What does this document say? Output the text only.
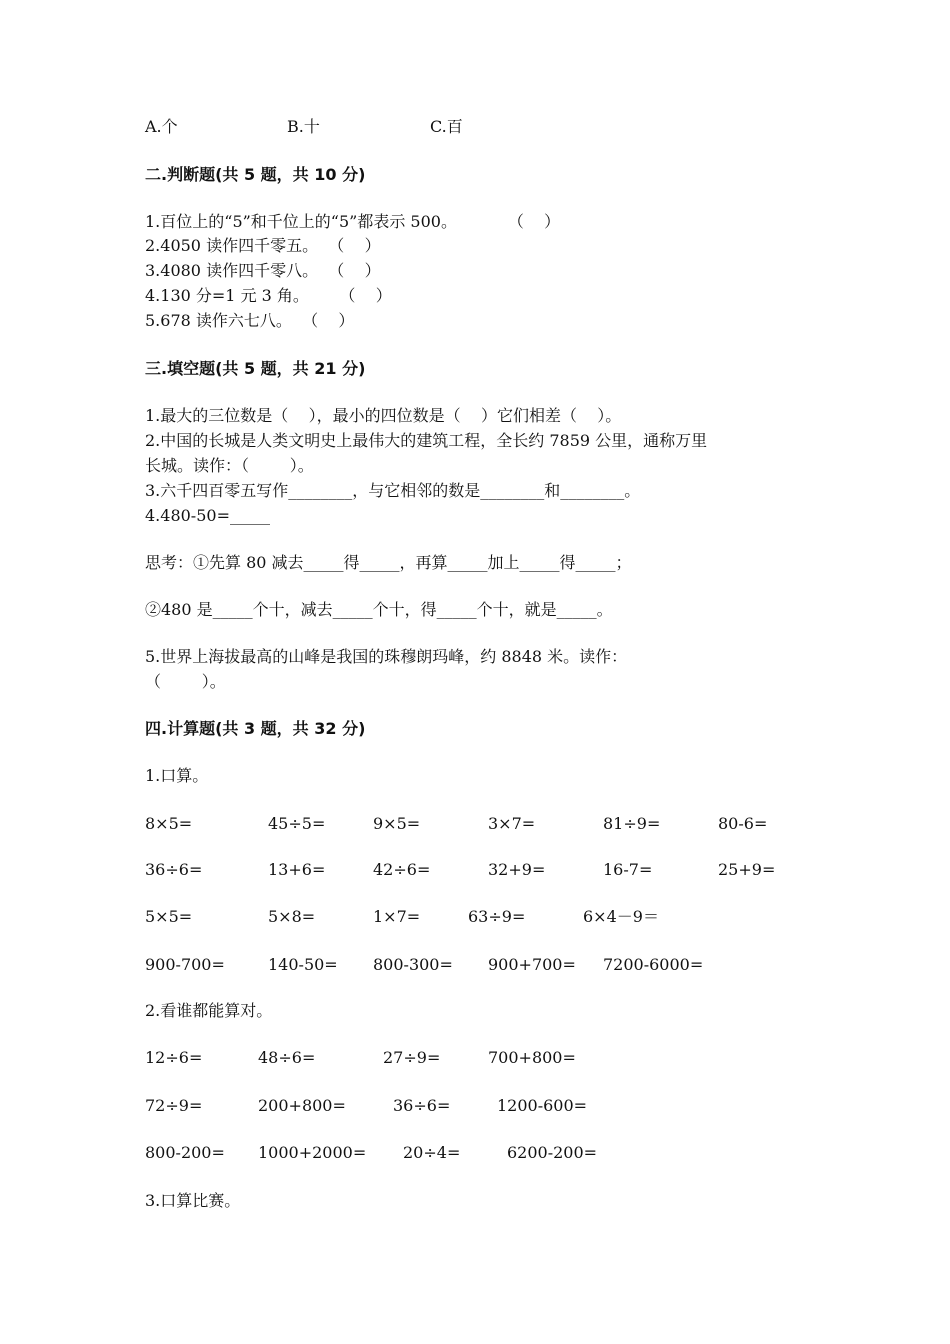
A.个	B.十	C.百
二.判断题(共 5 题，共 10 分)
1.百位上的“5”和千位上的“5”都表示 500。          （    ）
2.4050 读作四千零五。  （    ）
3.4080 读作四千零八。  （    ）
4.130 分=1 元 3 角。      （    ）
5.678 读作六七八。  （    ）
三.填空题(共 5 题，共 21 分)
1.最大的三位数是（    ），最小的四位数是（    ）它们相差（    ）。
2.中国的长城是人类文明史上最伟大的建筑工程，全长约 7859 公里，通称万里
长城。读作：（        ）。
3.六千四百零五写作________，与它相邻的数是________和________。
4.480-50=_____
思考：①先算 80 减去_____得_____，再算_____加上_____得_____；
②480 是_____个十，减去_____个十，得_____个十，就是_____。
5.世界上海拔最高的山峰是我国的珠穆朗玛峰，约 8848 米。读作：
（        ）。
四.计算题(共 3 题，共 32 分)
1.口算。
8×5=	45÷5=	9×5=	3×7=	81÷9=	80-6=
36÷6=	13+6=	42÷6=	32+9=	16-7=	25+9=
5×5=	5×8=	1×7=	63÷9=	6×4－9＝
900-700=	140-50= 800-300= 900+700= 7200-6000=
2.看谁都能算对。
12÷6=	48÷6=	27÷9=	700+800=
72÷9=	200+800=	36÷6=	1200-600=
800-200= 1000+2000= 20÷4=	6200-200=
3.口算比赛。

:::::

## Your goal
Go through the data above and transcribe it in full, omitting any image.

## Finished task
What does this document say? Output the text only.
A.个	B.十	C.百
二.判断题(共 5 题，共 10 分)
1.百位上的“5”和千位上的“5”都表示 500。          （    ）
2.4050 读作四千零五。  （    ）
3.4080 读作四千零八。  （    ）
4.130 分=1 元 3 角。      （    ）
5.678 读作六七八。  （    ）
三.填空题(共 5 题，共 21 分)
1.最大的三位数是（    ），最小的四位数是（    ）它们相差（    ）。
2.中国的长城是人类文明史上最伟大的建筑工程，全长约 7859 公里，通称万里
长城。读作：（        ）。
3.六千四百零五写作________，与它相邻的数是________和________。
4.480-50=_____
思考：①先算 80 减去_____得_____，再算_____加上_____得_____；
②480 是_____个十，减去_____个十，得_____个十，就是_____。
5.世界上海拔最高的山峰是我国的珠穆朗玛峰，约 8848 米。读作：
（        ）。
四.计算题(共 3 题，共 32 分)
1.口算。
8×5=	45÷5=	9×5=	3×7=	81÷9=	80-6=
36÷6=	13+6=	42÷6=	32+9=	16-7=	25+9=
5×5=	5×8=	1×7=	63÷9=	6×4－9＝
900-700=	140-50= 800-300= 900+700= 7200-6000=
2.看谁都能算对。
12÷6=	48÷6=	27÷9=	700+800=
72÷9=	200+800=	36÷6=	1200-600=
800-200= 1000+2000= 20÷4=	6200-200=
3.口算比赛。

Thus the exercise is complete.